**WRITTEN INSTRUCTION:** Return the lines below that carry the word "智能装备及".

**SUPPLIED MATERIAL:**
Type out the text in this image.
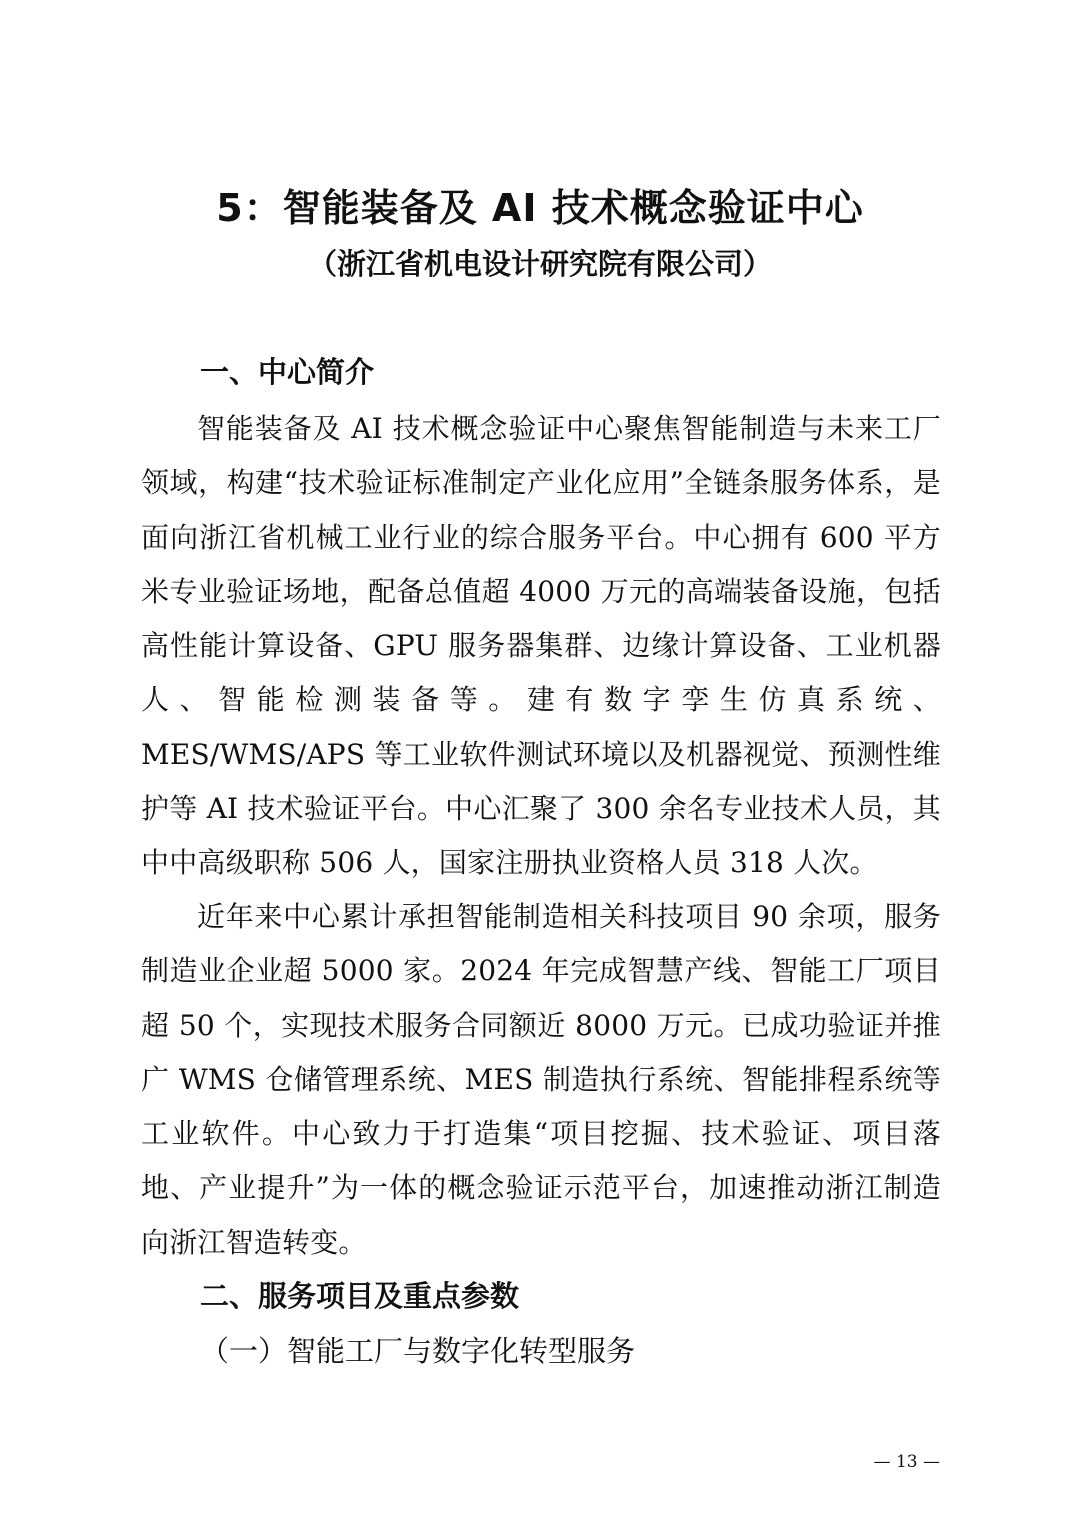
5：智能装备及 AI 技术概念验证中心
（浙江省机电设计研究院有限公司）
一、中心简介
智能装备及 AI 技术概念验证中心聚焦智能制造与未来工厂领域，构建“技术验证标准制定产业化应用”全链条服务体系，是面向浙江省机械工业行业的综合服务平台。中心拥有 600 平方米专业验证场地，配备总值超 4000 万元的高端装备设施，包括高性能计算设备、GPU 服务器集群、边缘计算设备、工业机器人、智能检测装备等。建有数字孪生仿真系统、MES/WMS/APS 等工业软件测试环境以及机器视觉、预测性维护等 AI 技术验证平台。中心汇聚了 300 余名专业技术人员，其中中高级职称 506 人，国家注册执业资格人员 318 人次。
近年来中心累计承担智能制造相关科技项目 90 余项，服务制造业企业超 5000 家。2024 年完成智慧产线、智能工厂项目超 50 个，实现技术服务合同额近 8000 万元。已成功验证并推广 WMS 仓储管理系统、MES 制造执行系统、智能排程系统等工业软件。中心致力于打造集“项目挖掘、技术验证、项目落地、产业提升”为一体的概念验证示范平台，加速推动浙江制造向浙江智造转变。
二、服务项目及重点参数
（一）智能工厂与数字化转型服务
— 13 —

**PROBLEM SOLUTION:**
5：智能装备及 AI 技术概念验证中心
智能装备及 AI 技术概念验证中心聚焦智能制造与未来工厂领域，构建“技术验证标准制定产业化应用”全链条服务体系，是面向浙江省机械工业行业的综合服务平台。中心拥有 600 平方米专业验证场地，配备总值超 4000 万元的高端装备设施，包括高性能计算设备、GPU 服务器集群、边缘计算设备、工业机器人、智能检测装备等。建有数字孪生仿真系统、MES/WMS/APS 等工业软件测试环境以及机器视觉、预测性维护等 AI 技术验证平台。中心汇聚了 300 余名专业技术人员，其中中高级职称 506 人，国家注册执业资格人员 318 人次。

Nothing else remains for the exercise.